Goal:
Locate every line that holds the string "this" and copy it.

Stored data
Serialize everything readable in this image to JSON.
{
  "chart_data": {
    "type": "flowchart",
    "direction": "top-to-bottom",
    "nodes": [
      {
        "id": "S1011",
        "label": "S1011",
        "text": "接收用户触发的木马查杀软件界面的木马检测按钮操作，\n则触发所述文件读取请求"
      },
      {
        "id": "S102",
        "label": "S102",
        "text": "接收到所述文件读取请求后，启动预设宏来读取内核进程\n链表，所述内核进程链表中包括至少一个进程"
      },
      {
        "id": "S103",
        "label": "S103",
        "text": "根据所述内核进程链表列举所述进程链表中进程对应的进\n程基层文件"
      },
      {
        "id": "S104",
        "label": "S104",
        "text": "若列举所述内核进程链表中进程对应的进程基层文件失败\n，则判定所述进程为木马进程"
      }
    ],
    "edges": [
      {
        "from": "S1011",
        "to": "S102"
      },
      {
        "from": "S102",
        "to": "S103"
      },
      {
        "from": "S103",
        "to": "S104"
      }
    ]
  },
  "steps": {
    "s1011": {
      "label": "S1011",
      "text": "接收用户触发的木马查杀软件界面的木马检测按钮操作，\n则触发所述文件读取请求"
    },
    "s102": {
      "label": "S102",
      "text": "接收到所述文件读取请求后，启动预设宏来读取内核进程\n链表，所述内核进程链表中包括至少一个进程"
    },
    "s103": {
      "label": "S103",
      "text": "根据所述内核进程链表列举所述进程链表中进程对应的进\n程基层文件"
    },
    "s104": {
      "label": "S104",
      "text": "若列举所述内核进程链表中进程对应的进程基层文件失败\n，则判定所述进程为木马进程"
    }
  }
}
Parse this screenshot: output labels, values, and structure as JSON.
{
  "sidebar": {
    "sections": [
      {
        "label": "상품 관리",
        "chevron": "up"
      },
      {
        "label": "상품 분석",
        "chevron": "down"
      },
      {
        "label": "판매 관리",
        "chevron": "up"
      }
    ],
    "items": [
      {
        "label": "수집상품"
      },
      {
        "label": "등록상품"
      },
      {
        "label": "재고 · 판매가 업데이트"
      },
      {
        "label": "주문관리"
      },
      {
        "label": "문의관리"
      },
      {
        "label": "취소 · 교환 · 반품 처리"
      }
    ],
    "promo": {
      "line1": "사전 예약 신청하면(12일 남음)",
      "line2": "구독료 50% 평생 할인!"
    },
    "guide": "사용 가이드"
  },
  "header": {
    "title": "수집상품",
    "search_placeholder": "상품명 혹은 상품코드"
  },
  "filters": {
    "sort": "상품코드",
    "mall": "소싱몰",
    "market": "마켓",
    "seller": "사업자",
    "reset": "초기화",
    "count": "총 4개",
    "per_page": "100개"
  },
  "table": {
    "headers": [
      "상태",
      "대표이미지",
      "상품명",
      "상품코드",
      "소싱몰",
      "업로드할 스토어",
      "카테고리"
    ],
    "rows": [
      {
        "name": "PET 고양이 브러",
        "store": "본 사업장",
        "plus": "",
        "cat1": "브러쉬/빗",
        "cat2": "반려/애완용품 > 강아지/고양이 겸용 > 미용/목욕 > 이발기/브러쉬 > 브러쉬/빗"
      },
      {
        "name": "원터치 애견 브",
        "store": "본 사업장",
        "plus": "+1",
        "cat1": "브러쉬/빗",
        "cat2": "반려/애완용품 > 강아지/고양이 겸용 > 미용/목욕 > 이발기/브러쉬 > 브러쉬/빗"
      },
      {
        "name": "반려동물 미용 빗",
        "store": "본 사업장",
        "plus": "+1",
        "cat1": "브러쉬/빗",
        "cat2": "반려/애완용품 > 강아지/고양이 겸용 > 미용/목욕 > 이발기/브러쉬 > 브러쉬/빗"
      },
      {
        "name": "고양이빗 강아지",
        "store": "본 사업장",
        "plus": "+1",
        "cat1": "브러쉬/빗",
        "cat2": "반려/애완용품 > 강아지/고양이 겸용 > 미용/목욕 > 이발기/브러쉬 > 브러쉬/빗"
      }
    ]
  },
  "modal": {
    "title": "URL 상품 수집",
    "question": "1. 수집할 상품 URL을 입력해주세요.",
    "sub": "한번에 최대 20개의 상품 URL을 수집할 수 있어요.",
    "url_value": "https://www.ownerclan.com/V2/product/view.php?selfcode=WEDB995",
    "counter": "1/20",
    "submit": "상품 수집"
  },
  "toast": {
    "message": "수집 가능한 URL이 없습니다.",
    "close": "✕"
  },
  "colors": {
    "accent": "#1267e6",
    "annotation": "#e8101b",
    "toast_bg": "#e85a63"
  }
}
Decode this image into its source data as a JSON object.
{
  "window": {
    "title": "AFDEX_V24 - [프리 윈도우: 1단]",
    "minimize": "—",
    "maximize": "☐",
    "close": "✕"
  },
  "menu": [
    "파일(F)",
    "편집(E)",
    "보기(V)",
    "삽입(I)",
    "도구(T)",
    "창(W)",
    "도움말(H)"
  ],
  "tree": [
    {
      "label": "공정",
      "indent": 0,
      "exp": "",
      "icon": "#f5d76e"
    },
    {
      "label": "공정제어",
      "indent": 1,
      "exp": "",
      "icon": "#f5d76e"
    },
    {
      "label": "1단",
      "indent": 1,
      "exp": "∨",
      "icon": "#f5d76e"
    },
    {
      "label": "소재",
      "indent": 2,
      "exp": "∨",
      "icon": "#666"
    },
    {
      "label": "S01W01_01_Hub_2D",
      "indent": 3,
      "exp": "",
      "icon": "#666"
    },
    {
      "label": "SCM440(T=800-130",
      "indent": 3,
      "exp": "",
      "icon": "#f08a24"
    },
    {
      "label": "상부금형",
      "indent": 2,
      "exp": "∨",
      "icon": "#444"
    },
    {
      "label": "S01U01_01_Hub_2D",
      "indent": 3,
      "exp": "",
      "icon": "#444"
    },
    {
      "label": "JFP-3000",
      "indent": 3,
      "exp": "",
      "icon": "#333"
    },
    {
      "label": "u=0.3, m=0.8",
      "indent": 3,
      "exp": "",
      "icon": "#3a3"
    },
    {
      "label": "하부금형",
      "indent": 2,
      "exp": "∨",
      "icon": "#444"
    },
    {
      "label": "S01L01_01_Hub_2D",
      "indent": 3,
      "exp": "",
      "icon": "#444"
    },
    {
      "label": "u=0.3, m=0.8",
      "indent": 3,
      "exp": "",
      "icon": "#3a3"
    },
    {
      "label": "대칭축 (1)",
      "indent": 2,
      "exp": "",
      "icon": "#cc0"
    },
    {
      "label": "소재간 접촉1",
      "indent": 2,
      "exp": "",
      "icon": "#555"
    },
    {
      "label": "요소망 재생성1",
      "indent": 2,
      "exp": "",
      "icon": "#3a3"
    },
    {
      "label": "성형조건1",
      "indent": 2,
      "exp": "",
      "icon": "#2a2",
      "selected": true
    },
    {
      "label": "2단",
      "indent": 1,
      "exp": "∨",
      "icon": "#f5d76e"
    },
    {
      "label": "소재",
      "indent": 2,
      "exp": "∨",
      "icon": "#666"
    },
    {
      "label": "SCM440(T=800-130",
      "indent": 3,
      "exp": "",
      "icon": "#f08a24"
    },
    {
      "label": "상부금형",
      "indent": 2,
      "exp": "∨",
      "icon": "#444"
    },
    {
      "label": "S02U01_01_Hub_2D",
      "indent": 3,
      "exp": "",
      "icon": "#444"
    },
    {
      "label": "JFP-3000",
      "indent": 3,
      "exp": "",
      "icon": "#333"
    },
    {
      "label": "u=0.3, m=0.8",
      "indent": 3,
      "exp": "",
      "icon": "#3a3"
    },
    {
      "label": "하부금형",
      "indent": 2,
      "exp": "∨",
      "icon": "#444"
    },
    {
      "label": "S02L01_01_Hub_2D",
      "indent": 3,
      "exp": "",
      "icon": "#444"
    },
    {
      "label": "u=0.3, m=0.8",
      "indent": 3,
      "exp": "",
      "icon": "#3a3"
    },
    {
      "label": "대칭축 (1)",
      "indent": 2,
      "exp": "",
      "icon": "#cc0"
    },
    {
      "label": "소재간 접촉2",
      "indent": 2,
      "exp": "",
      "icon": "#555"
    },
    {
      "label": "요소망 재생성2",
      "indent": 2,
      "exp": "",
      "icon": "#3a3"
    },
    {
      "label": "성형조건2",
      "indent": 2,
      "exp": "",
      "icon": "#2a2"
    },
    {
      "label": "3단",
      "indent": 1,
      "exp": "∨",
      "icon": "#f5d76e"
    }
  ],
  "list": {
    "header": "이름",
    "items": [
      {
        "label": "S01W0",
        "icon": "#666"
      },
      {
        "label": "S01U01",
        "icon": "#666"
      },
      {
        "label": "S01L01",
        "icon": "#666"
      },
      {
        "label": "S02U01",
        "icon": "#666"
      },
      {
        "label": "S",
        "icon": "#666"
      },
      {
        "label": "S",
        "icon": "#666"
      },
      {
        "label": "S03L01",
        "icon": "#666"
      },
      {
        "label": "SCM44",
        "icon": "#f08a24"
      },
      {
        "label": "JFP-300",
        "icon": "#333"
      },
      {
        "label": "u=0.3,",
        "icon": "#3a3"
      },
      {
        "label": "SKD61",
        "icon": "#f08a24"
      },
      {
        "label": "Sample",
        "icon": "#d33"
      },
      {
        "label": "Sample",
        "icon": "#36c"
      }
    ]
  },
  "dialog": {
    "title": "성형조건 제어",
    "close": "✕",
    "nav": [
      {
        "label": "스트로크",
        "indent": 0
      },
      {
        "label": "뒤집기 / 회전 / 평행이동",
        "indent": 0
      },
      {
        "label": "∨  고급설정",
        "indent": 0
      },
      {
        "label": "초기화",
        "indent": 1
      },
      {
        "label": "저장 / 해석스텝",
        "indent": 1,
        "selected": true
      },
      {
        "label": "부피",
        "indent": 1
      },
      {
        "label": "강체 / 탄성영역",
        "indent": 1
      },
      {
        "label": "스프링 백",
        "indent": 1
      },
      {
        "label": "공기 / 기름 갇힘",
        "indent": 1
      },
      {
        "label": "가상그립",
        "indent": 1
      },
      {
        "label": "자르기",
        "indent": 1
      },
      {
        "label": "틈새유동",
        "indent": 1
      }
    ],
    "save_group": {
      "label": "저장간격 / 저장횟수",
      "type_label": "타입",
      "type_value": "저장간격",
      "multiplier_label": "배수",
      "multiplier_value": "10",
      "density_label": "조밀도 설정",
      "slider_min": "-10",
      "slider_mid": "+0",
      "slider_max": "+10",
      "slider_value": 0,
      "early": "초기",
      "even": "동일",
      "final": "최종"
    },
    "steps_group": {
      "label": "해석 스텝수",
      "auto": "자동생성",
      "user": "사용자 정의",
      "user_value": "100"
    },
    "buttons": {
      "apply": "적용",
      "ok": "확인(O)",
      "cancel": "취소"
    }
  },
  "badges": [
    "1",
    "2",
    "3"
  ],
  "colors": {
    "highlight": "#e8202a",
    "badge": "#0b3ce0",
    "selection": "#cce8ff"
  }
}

Complete answer:
Serialize everything readable in this image to JSON.
Parse this screenshot: output labels, values, and structure as JSON.
Decode this image into its source data as a JSON object.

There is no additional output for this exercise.